***** SUPPLIED DATA
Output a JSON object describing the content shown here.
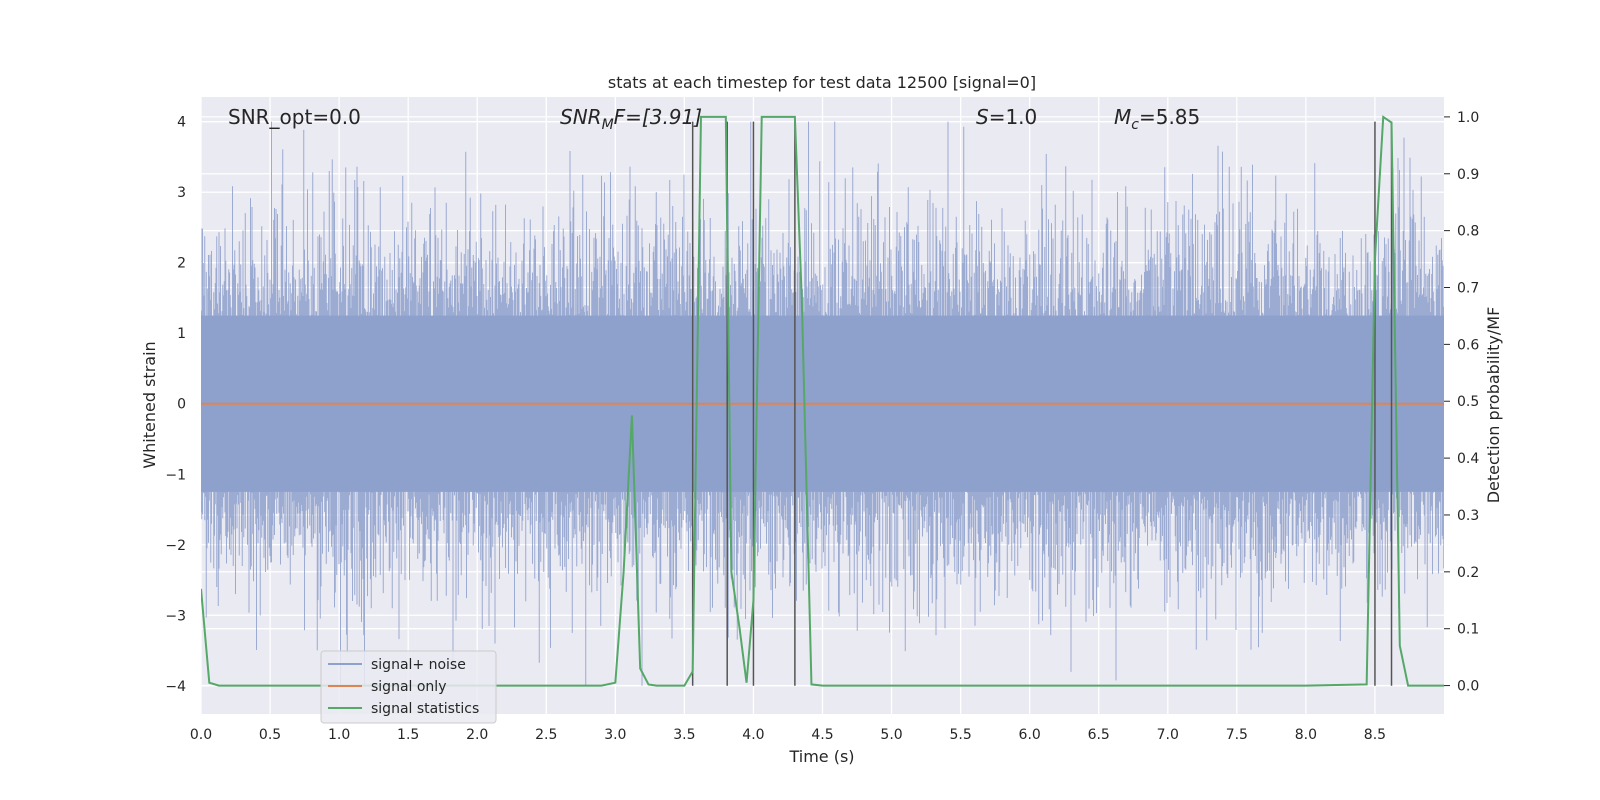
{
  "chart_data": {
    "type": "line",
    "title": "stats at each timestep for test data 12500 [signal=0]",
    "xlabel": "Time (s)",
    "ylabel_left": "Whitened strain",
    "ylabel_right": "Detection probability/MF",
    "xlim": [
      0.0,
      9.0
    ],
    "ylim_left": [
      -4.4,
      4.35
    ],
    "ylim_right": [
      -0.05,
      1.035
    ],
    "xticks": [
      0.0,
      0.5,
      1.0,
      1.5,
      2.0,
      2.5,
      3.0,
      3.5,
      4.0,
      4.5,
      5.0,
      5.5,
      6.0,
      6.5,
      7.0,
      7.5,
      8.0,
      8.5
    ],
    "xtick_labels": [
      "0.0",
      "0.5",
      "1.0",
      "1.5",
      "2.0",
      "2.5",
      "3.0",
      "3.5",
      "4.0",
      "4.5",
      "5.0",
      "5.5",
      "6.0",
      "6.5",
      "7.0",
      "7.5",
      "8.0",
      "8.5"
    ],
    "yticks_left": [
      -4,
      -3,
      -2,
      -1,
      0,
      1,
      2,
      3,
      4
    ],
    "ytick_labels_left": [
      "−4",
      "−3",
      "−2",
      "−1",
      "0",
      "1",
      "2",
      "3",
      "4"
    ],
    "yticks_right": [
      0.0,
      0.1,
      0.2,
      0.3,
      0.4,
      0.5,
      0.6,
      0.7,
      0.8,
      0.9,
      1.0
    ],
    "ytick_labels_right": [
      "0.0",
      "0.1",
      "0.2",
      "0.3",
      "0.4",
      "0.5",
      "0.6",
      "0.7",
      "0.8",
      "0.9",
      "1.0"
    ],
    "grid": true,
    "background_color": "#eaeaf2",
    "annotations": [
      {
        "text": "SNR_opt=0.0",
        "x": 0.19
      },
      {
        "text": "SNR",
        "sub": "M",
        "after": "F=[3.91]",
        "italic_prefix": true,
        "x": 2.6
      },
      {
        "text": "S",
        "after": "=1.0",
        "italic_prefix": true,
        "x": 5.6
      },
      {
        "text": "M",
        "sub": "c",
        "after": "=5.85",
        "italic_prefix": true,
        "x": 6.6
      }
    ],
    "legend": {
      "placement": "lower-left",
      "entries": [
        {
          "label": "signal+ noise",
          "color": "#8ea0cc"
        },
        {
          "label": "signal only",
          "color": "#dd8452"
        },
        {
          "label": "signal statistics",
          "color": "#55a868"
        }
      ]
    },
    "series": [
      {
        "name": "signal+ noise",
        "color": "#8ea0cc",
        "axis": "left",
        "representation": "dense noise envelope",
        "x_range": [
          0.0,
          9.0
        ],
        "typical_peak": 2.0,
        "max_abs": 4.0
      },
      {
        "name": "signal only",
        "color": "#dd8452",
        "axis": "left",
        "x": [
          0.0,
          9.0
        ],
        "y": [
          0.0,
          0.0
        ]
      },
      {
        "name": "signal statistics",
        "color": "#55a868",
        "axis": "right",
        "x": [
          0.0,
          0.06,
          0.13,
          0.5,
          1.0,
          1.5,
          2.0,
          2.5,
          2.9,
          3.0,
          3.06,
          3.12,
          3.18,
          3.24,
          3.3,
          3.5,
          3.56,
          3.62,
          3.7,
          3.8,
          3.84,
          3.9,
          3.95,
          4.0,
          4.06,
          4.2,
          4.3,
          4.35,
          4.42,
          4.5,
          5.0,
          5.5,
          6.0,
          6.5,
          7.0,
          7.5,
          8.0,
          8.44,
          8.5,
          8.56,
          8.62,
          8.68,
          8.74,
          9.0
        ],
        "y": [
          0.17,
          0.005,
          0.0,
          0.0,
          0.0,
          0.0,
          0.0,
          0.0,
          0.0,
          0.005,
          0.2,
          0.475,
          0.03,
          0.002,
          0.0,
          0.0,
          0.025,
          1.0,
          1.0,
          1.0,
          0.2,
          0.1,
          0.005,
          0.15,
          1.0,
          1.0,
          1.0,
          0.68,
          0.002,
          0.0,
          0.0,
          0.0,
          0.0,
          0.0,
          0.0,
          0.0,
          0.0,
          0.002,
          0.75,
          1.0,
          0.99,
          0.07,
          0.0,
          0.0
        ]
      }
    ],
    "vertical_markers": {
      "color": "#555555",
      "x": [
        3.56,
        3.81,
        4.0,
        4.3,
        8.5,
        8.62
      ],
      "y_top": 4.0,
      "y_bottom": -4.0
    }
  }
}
**********
**DIRECTIVE:** Omit every picture, then repeat the remaining data exactly as it appears above.

**EXERCISE ANSWER:**
Output a JSON object describing the content shown here.
{
  "chart_data": {
    "type": "line",
    "title": "stats at each timestep for test data 12500 [signal=0]",
    "xlabel": "Time (s)",
    "ylabel_left": "Whitened strain",
    "ylabel_right": "Detection probability/MF",
    "xlim": [
      0.0,
      9.0
    ],
    "ylim_left": [
      -4.4,
      4.35
    ],
    "ylim_right": [
      -0.05,
      1.035
    ],
    "xticks": [
      0.0,
      0.5,
      1.0,
      1.5,
      2.0,
      2.5,
      3.0,
      3.5,
      4.0,
      4.5,
      5.0,
      5.5,
      6.0,
      6.5,
      7.0,
      7.5,
      8.0,
      8.5
    ],
    "xtick_labels": [
      "0.0",
      "0.5",
      "1.0",
      "1.5",
      "2.0",
      "2.5",
      "3.0",
      "3.5",
      "4.0",
      "4.5",
      "5.0",
      "5.5",
      "6.0",
      "6.5",
      "7.0",
      "7.5",
      "8.0",
      "8.5"
    ],
    "yticks_left": [
      -4,
      -3,
      -2,
      -1,
      0,
      1,
      2,
      3,
      4
    ],
    "ytick_labels_left": [
      "−4",
      "−3",
      "−2",
      "−1",
      "0",
      "1",
      "2",
      "3",
      "4"
    ],
    "yticks_right": [
      0.0,
      0.1,
      0.2,
      0.3,
      0.4,
      0.5,
      0.6,
      0.7,
      0.8,
      0.9,
      1.0
    ],
    "ytick_labels_right": [
      "0.0",
      "0.1",
      "0.2",
      "0.3",
      "0.4",
      "0.5",
      "0.6",
      "0.7",
      "0.8",
      "0.9",
      "1.0"
    ],
    "grid": true,
    "background_color": "#eaeaf2",
    "annotations": [
      {
        "text": "SNR_opt=0.0",
        "x": 0.19
      },
      {
        "text": "SNR",
        "sub": "M",
        "after": "F=[3.91]",
        "italic_prefix": true,
        "x": 2.6
      },
      {
        "text": "S",
        "after": "=1.0",
        "italic_prefix": true,
        "x": 5.6
      },
      {
        "text": "M",
        "sub": "c",
        "after": "=5.85",
        "italic_prefix": true,
        "x": 6.6
      }
    ],
    "legend": {
      "placement": "lower-left",
      "entries": [
        {
          "label": "signal+ noise",
          "color": "#8ea0cc"
        },
        {
          "label": "signal only",
          "color": "#dd8452"
        },
        {
          "label": "signal statistics",
          "color": "#55a868"
        }
      ]
    },
    "series": [
      {
        "name": "signal+ noise",
        "color": "#8ea0cc",
        "axis": "left",
        "representation": "dense noise envelope",
        "x_range": [
          0.0,
          9.0
        ],
        "typical_peak": 2.0,
        "max_abs": 4.0
      },
      {
        "name": "signal only",
        "color": "#dd8452",
        "axis": "left",
        "x": [
          0.0,
          9.0
        ],
        "y": [
          0.0,
          0.0
        ]
      },
      {
        "name": "signal statistics",
        "color": "#55a868",
        "axis": "right",
        "x": [
          0.0,
          0.06,
          0.13,
          0.5,
          1.0,
          1.5,
          2.0,
          2.5,
          2.9,
          3.0,
          3.06,
          3.12,
          3.18,
          3.24,
          3.3,
          3.5,
          3.56,
          3.62,
          3.7,
          3.8,
          3.84,
          3.9,
          3.95,
          4.0,
          4.06,
          4.2,
          4.3,
          4.35,
          4.42,
          4.5,
          5.0,
          5.5,
          6.0,
          6.5,
          7.0,
          7.5,
          8.0,
          8.44,
          8.5,
          8.56,
          8.62,
          8.68,
          8.74,
          9.0
        ],
        "y": [
          0.17,
          0.005,
          0.0,
          0.0,
          0.0,
          0.0,
          0.0,
          0.0,
          0.0,
          0.005,
          0.2,
          0.475,
          0.03,
          0.002,
          0.0,
          0.0,
          0.025,
          1.0,
          1.0,
          1.0,
          0.2,
          0.1,
          0.005,
          0.15,
          1.0,
          1.0,
          1.0,
          0.68,
          0.002,
          0.0,
          0.0,
          0.0,
          0.0,
          0.0,
          0.0,
          0.0,
          0.0,
          0.002,
          0.75,
          1.0,
          0.99,
          0.07,
          0.0,
          0.0
        ]
      }
    ],
    "vertical_markers": {
      "color": "#555555",
      "x": [
        3.56,
        3.81,
        4.0,
        4.3,
        8.5,
        8.62
      ],
      "y_top": 4.0,
      "y_bottom": -4.0
    }
  }
}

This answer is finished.